■ REQUIRED WORK ■
Identify each line in the records below that contains the word "into", and copy it.

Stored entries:
⟨
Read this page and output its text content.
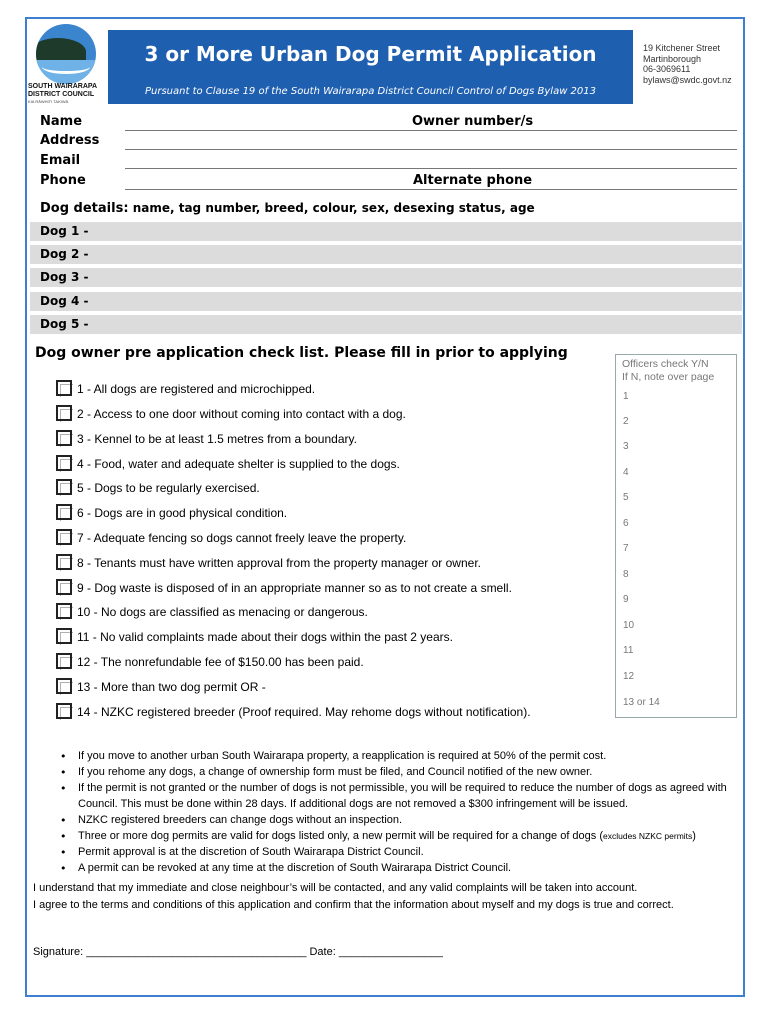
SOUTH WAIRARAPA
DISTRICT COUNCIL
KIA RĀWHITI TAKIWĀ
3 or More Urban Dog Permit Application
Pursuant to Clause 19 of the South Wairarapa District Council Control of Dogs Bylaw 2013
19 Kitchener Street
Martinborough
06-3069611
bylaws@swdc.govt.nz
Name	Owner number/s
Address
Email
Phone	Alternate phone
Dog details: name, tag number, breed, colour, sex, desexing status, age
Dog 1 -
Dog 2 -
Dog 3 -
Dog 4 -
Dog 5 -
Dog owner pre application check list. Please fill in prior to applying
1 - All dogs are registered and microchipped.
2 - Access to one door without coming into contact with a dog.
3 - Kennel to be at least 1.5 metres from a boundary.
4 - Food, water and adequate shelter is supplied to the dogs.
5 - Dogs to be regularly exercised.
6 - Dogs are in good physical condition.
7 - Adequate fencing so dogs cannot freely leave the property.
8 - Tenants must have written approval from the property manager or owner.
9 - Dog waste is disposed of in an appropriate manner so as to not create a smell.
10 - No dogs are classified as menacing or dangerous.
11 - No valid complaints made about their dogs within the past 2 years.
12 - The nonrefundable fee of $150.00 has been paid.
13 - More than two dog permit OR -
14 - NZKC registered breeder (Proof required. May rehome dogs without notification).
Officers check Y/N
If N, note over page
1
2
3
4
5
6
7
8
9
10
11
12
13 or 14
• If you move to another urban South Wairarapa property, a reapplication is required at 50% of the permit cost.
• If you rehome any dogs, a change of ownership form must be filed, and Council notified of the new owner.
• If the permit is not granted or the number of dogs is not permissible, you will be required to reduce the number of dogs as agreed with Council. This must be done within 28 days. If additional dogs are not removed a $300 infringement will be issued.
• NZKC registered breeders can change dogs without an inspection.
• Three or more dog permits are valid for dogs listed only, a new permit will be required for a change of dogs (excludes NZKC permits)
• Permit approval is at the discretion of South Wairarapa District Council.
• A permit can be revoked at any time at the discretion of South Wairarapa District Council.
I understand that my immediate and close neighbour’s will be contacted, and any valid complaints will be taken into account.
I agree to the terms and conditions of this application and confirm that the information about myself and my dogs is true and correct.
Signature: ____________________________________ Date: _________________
⟩
⟨
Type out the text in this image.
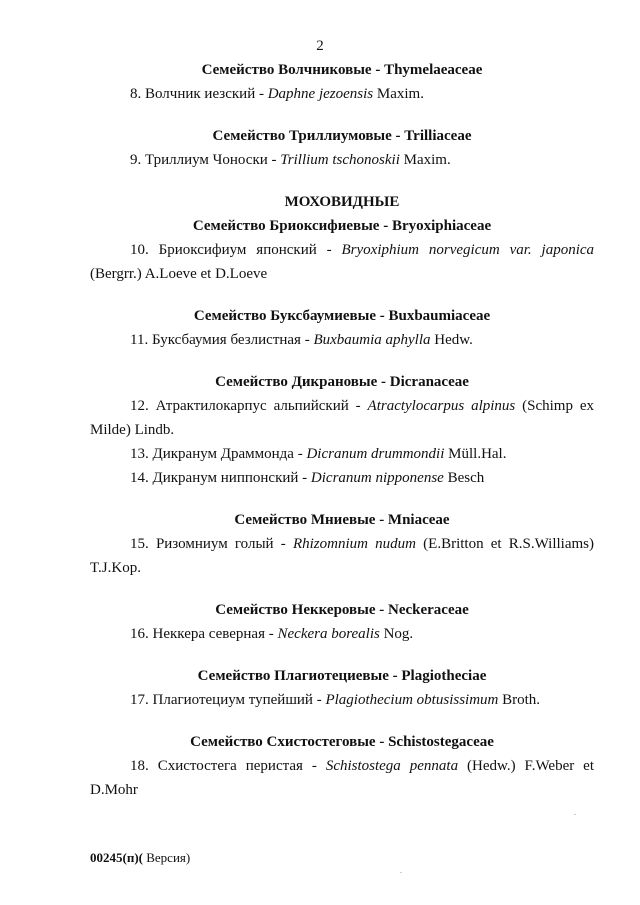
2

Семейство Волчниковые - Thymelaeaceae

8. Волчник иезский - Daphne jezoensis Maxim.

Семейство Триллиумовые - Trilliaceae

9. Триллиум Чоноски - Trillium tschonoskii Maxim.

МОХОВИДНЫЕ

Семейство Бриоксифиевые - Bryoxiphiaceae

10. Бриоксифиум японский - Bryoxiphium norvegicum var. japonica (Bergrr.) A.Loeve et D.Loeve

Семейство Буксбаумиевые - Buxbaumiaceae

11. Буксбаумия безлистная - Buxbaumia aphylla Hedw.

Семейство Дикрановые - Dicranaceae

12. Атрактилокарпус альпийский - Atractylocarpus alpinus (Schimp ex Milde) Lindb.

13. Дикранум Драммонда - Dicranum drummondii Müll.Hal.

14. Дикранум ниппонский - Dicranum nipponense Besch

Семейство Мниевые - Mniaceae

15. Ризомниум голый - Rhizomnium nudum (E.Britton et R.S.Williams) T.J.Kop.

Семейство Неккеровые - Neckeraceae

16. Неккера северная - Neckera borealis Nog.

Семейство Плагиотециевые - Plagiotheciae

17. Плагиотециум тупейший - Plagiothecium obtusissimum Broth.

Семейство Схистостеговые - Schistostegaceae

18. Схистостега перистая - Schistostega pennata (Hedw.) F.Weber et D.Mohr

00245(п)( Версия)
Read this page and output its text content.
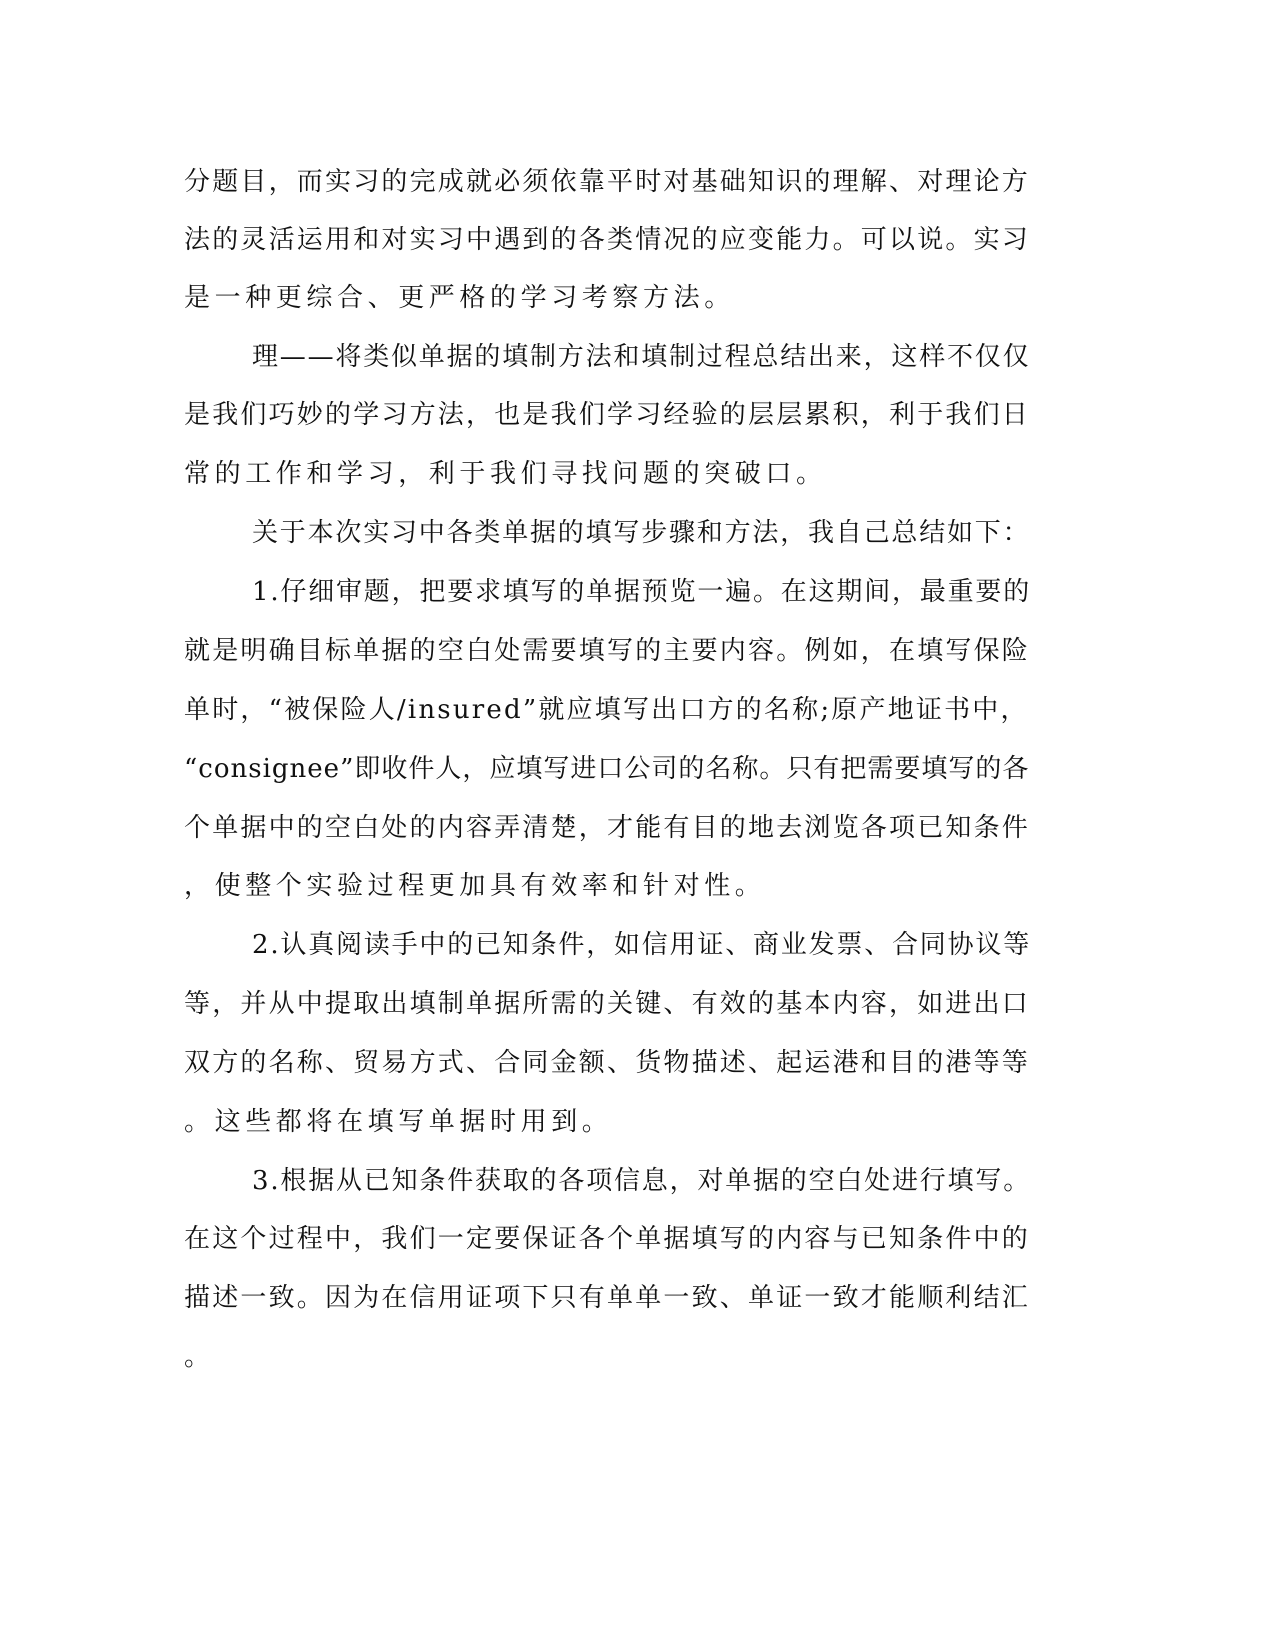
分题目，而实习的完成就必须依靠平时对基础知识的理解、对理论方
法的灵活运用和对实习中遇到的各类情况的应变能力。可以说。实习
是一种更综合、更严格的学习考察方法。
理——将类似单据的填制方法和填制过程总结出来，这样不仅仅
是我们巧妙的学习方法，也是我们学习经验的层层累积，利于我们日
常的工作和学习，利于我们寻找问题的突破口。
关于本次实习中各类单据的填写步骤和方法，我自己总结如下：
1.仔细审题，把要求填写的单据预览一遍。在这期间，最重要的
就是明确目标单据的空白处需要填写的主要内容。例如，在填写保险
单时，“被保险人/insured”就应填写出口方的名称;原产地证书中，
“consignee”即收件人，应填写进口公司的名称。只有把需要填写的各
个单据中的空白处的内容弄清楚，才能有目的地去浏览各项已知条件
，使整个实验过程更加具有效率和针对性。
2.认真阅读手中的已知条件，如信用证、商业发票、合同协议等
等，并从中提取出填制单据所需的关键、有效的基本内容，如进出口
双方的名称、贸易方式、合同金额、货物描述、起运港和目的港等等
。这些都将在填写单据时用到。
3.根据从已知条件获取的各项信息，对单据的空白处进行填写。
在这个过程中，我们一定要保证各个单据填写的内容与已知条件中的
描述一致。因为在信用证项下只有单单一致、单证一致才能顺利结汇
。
⟩
■ EXERCISE RESPONSE ■
2 - Access to one door without coming into contact with a dog.
I understand that my immediate and close neighbour’s will be contacted, and any valid complaints will be taken into account.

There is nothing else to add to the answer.